=== Request ===
From the listing below, extract every line containing "fedelén".

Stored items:

>>>>

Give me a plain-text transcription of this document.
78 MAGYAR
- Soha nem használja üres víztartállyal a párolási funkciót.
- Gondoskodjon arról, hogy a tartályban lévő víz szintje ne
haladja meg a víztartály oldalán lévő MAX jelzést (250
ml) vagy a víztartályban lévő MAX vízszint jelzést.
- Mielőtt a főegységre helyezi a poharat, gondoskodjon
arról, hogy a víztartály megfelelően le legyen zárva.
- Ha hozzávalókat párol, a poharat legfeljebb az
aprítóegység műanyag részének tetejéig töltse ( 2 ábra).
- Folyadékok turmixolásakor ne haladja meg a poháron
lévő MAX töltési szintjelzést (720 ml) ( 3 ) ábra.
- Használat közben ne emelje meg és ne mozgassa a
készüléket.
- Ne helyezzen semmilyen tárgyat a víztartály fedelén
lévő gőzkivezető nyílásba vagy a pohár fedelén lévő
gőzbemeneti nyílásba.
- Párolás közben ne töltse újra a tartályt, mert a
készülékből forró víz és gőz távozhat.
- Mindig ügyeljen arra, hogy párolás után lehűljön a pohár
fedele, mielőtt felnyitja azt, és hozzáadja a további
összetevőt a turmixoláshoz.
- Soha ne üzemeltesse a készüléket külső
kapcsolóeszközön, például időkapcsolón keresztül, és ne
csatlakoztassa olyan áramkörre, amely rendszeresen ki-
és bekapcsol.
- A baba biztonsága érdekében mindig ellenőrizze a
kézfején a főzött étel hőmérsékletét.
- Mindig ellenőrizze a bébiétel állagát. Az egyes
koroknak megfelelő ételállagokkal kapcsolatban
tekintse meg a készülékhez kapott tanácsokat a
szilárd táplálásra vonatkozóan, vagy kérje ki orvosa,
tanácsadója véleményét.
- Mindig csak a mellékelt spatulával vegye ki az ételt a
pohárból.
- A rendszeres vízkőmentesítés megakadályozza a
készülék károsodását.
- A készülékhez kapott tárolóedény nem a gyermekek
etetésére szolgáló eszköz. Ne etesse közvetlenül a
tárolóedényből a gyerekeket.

<<<<

=== Answer to the problem ===
- Ne helyezzen semmilyen tárgyat a víztartály fedelén
lévő gőzkivezető nyílásba vagy a pohár fedelén lévő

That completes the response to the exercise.